• Given instruction: Write out each line from the data below that includes the word "subtitle".

^^^^^^^^^^^^^^^^

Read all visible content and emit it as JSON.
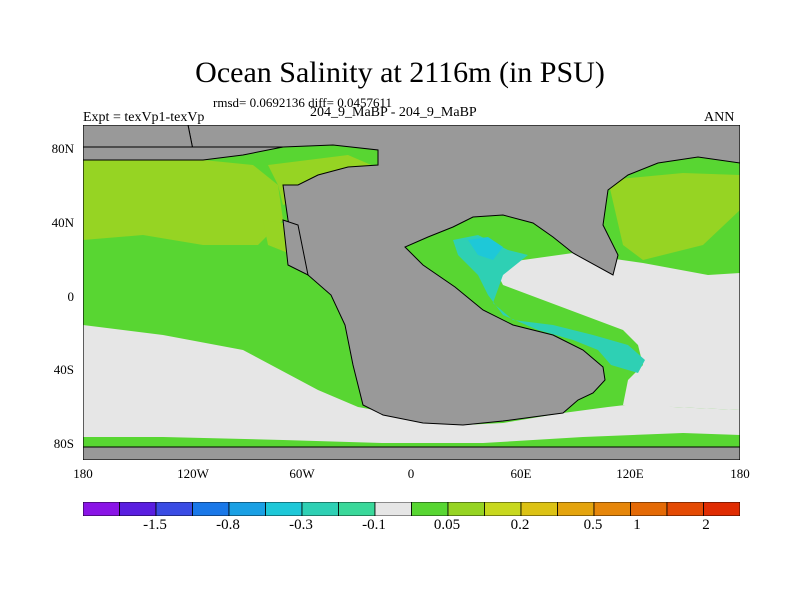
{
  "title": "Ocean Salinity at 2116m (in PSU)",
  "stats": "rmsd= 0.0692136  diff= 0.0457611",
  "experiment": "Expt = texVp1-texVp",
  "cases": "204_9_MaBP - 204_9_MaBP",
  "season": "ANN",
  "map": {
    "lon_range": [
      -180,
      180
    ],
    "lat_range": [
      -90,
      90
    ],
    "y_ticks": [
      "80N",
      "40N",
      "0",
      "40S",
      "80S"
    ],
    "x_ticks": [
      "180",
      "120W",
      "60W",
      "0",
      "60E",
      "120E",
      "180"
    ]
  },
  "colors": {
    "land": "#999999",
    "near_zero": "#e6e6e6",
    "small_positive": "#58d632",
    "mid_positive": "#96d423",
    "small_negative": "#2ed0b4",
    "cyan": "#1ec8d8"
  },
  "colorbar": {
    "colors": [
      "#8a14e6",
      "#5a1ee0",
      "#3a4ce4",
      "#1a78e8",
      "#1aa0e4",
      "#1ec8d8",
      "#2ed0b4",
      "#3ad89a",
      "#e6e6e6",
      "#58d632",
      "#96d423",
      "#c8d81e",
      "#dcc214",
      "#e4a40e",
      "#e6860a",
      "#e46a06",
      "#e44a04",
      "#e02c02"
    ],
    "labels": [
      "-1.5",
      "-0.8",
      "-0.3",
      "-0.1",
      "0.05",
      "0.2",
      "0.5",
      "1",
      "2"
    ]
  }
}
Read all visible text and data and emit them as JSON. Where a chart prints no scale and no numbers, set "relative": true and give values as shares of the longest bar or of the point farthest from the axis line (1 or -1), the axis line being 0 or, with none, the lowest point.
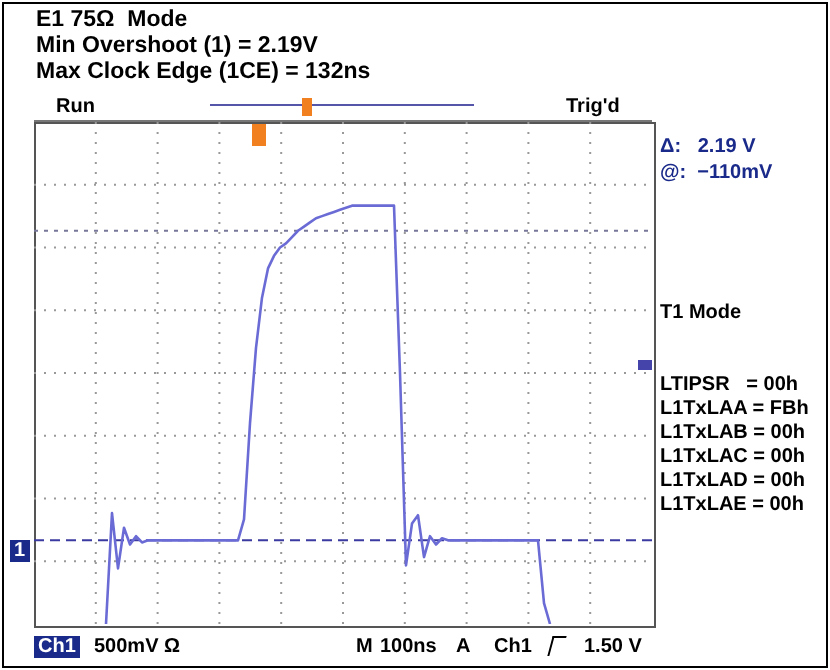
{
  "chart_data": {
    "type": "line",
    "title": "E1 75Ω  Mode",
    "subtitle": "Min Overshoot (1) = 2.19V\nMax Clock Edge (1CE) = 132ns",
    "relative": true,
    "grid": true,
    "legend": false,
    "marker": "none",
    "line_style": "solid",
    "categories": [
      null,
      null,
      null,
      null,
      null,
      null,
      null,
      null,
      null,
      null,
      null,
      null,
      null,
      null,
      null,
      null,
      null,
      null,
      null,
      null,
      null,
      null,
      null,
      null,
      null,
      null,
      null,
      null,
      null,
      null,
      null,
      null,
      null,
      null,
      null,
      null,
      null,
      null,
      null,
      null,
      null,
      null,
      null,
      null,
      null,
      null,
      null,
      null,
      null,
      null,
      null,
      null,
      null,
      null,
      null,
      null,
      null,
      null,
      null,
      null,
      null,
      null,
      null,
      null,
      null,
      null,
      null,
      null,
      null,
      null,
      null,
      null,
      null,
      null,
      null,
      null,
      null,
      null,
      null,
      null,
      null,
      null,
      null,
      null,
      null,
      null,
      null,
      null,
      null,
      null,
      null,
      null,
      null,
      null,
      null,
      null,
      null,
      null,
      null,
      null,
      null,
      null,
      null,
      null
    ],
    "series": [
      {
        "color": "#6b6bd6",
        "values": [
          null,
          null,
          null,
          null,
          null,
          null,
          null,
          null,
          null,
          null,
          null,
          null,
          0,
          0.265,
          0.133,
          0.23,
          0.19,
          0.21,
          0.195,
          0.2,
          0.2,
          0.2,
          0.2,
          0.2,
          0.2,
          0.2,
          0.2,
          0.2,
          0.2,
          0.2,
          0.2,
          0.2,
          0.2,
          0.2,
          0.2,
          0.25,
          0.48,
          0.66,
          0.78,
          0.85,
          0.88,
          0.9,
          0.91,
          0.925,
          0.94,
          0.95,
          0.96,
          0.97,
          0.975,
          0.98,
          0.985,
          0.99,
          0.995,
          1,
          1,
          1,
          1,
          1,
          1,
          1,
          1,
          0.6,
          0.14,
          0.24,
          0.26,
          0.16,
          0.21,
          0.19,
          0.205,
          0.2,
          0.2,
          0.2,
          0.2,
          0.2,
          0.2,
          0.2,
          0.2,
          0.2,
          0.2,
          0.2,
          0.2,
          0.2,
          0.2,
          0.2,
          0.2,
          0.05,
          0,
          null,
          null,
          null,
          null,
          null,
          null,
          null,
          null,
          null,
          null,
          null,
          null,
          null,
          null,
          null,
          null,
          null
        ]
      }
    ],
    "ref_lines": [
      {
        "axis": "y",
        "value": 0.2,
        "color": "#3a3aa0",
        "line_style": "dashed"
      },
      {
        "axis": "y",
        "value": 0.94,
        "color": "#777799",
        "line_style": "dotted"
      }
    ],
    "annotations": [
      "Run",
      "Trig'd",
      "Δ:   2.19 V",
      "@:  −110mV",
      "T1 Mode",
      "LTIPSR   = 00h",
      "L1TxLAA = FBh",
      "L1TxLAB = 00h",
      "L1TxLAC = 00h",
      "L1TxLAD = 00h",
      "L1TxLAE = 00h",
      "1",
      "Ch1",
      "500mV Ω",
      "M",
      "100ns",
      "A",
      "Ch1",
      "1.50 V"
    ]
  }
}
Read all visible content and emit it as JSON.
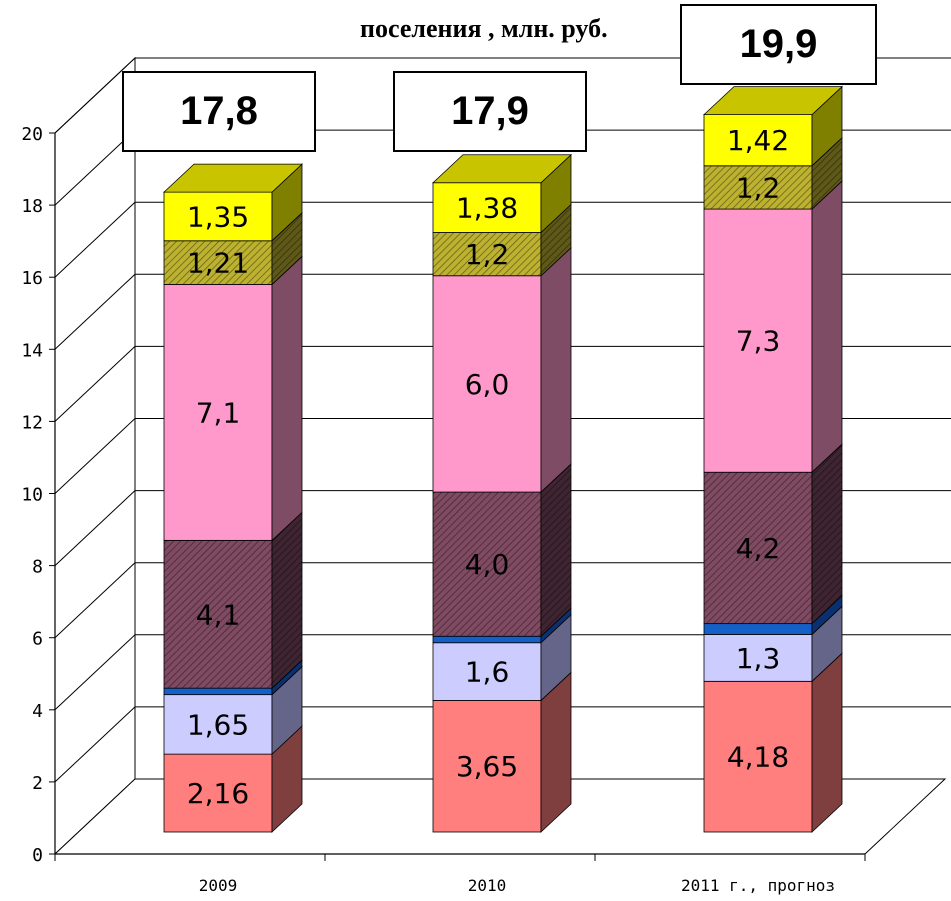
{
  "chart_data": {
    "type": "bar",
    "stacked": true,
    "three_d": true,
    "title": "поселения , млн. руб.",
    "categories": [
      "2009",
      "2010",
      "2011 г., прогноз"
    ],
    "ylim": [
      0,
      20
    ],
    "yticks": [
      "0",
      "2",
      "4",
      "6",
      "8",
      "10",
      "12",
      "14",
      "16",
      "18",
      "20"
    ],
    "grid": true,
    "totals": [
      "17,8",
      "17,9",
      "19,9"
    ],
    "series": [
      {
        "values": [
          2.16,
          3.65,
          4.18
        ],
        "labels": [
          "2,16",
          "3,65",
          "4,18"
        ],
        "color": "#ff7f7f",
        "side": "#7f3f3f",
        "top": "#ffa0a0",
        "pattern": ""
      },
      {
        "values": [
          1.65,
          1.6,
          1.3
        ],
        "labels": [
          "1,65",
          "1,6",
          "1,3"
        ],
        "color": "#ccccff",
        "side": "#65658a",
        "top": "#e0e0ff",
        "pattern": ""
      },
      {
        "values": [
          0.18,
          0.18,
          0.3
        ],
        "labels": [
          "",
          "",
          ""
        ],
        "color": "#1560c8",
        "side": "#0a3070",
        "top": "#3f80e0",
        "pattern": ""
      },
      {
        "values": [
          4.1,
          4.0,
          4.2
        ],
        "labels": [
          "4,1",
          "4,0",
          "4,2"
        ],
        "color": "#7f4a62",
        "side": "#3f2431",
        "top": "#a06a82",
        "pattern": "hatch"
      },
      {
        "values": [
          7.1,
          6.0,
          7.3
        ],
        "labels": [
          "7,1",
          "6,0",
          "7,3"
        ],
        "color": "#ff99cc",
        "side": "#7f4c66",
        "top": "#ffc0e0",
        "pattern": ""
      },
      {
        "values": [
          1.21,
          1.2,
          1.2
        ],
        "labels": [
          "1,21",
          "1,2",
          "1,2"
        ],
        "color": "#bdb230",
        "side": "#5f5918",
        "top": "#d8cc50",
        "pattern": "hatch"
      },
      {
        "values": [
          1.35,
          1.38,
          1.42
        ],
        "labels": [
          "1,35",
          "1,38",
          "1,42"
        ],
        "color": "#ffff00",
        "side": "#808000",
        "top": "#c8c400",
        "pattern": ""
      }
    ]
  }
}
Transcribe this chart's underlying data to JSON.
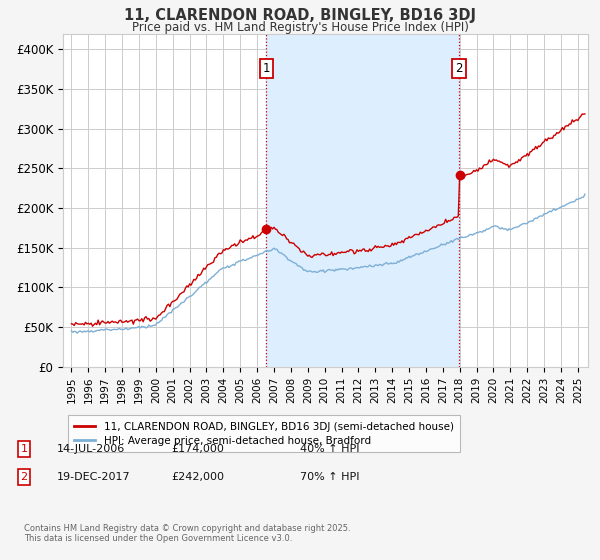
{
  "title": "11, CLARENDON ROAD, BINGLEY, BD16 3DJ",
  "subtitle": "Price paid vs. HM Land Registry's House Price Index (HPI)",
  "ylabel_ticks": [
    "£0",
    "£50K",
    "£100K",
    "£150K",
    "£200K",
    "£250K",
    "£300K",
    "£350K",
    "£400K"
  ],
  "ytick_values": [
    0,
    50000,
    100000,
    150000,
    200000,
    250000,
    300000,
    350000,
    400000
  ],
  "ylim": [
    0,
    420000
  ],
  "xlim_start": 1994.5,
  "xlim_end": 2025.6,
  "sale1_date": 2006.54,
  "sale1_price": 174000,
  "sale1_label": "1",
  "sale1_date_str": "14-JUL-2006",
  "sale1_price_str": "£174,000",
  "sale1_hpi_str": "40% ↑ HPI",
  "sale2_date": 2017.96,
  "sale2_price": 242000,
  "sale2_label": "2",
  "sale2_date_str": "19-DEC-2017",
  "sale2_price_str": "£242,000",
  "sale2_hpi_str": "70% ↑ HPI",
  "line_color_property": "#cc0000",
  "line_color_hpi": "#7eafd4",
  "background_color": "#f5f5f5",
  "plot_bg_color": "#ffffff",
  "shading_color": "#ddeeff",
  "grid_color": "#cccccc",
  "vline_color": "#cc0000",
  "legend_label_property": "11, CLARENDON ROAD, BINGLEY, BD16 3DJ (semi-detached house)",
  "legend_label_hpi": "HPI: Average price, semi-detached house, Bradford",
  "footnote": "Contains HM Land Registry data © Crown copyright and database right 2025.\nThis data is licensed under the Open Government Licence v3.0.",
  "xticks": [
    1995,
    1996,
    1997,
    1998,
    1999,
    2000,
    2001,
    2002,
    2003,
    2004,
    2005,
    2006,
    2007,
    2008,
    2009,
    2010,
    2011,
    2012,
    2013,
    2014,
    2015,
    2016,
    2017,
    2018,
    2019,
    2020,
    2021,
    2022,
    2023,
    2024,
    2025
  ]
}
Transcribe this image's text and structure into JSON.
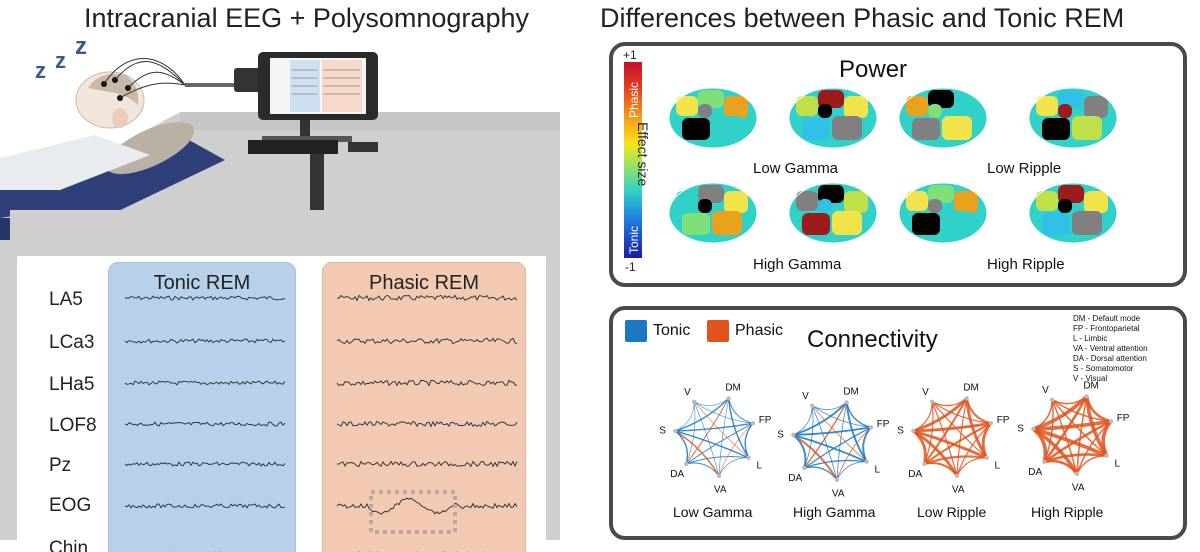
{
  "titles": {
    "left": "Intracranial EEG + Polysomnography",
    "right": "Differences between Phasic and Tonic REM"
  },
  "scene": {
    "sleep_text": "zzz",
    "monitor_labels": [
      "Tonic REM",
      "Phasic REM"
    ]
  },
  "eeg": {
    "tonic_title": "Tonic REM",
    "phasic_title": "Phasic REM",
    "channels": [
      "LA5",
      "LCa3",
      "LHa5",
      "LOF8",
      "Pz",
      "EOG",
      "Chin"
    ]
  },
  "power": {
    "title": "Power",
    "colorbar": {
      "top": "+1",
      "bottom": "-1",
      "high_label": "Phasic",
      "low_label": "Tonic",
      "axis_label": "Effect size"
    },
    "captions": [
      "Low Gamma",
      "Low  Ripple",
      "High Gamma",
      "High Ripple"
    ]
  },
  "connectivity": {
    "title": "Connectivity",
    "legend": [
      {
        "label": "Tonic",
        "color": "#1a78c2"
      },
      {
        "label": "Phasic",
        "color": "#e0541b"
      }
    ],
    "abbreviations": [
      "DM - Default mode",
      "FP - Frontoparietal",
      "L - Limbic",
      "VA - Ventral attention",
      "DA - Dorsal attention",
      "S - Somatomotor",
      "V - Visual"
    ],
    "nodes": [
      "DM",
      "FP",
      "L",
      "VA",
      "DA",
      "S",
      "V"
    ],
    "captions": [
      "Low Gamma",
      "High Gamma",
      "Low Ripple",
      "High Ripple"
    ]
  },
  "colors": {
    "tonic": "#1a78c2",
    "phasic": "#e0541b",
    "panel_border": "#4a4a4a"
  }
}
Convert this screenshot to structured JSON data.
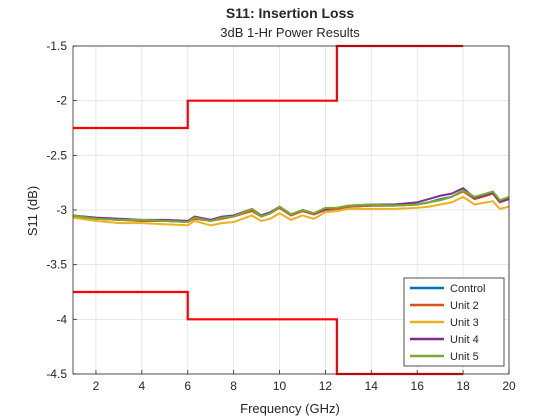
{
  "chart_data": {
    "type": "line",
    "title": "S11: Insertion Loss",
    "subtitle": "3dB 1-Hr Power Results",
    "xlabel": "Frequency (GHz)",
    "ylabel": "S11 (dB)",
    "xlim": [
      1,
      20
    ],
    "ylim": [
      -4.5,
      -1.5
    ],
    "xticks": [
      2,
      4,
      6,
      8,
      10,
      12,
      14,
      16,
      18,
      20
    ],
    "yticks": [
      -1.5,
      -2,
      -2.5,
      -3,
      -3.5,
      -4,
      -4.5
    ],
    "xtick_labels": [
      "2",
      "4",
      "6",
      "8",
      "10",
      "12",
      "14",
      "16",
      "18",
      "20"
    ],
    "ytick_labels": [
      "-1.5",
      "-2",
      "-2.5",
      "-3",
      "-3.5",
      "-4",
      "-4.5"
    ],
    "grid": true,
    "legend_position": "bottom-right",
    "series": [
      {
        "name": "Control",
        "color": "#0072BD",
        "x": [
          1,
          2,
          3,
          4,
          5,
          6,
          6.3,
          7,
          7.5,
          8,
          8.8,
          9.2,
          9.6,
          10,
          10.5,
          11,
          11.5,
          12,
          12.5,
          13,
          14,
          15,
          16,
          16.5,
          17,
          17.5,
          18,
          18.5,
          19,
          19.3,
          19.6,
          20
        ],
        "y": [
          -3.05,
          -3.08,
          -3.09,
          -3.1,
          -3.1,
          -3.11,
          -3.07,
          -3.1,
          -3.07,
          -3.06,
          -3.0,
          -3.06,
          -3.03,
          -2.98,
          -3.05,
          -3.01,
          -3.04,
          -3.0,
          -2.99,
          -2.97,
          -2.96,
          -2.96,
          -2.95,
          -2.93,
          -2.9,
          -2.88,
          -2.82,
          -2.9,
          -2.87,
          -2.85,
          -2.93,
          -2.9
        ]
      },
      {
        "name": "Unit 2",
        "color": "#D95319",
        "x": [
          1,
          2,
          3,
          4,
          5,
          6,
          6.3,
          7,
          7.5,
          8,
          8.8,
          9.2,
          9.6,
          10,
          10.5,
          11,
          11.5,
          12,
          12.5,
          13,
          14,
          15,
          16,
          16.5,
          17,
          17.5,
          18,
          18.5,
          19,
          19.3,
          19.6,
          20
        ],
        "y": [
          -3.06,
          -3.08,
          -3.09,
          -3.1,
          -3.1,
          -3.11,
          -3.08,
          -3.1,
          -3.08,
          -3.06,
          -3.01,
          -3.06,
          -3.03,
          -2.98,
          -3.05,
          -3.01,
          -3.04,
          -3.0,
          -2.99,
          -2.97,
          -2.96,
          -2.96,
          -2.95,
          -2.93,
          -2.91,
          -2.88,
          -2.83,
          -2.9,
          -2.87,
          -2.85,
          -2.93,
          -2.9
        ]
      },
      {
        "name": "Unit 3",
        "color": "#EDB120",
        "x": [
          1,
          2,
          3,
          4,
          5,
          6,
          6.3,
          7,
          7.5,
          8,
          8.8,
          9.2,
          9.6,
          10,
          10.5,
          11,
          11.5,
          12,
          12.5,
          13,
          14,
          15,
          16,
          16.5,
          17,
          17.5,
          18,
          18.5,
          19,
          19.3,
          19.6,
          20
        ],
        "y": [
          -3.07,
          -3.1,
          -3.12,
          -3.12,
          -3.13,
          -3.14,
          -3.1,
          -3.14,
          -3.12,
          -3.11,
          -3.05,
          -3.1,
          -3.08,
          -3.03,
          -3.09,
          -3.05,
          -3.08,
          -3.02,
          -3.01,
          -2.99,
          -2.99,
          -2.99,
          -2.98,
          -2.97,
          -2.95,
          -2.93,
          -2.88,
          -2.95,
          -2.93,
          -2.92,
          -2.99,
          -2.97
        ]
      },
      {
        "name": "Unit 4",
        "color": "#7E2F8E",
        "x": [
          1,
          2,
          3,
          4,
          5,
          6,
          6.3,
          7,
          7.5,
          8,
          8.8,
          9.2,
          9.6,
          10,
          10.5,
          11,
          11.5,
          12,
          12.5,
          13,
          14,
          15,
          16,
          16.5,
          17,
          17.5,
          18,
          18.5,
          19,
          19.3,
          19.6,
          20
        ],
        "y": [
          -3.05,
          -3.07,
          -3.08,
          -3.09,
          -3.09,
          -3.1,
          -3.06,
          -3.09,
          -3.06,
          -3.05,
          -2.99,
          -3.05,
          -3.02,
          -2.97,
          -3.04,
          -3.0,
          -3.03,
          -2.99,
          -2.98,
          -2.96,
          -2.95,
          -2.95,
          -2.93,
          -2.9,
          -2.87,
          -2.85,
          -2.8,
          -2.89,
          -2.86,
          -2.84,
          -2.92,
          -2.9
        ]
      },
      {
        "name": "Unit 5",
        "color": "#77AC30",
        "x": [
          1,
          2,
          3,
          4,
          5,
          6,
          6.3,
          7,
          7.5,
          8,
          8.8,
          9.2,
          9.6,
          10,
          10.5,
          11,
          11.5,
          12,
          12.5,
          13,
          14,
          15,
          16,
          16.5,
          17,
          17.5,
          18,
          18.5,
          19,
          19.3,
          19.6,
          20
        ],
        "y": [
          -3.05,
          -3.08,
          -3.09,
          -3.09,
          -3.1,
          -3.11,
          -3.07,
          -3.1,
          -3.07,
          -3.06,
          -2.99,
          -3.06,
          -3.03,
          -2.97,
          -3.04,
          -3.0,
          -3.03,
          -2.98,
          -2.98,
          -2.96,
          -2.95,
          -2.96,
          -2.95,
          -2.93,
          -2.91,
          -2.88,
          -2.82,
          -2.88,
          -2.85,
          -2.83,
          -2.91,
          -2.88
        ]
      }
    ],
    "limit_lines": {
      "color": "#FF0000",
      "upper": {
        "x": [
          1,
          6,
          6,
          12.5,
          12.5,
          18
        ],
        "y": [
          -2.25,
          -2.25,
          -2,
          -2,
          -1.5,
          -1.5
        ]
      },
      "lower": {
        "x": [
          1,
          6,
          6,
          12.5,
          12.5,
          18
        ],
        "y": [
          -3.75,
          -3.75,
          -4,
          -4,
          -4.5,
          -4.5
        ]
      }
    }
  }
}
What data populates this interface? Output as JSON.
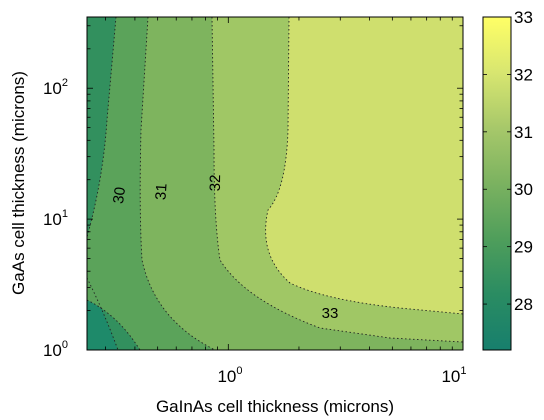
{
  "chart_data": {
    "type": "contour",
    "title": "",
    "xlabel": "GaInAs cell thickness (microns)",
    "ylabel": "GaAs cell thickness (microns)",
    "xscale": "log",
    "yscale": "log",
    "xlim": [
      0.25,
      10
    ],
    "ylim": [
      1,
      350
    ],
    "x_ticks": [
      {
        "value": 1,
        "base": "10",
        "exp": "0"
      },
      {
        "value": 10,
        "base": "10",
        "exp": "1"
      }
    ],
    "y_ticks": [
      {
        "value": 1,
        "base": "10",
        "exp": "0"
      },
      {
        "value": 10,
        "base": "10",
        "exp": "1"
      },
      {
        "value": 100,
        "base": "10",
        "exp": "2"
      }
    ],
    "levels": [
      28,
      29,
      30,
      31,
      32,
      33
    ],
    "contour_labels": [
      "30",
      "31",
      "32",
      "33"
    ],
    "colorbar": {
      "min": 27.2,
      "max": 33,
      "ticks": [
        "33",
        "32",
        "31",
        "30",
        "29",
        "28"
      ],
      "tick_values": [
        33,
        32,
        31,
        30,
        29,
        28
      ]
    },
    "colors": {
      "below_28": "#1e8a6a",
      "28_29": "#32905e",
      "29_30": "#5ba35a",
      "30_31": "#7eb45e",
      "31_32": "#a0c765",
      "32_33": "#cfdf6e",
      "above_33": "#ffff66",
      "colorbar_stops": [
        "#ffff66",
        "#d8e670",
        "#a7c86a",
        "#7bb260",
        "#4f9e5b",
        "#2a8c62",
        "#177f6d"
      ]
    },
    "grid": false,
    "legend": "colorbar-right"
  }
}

^^^^^^^^^^^^^^^^

• Reply:
    "subtitle": "Min Overshoot (1) = 2.19V\nMax Clock Edge (1CE) = 132ns",
  "subtitle": "Price paid vs. HM Land Registry's House Price Index (HPI)",
    "subtitle": "3dB 1-Hr Power Results",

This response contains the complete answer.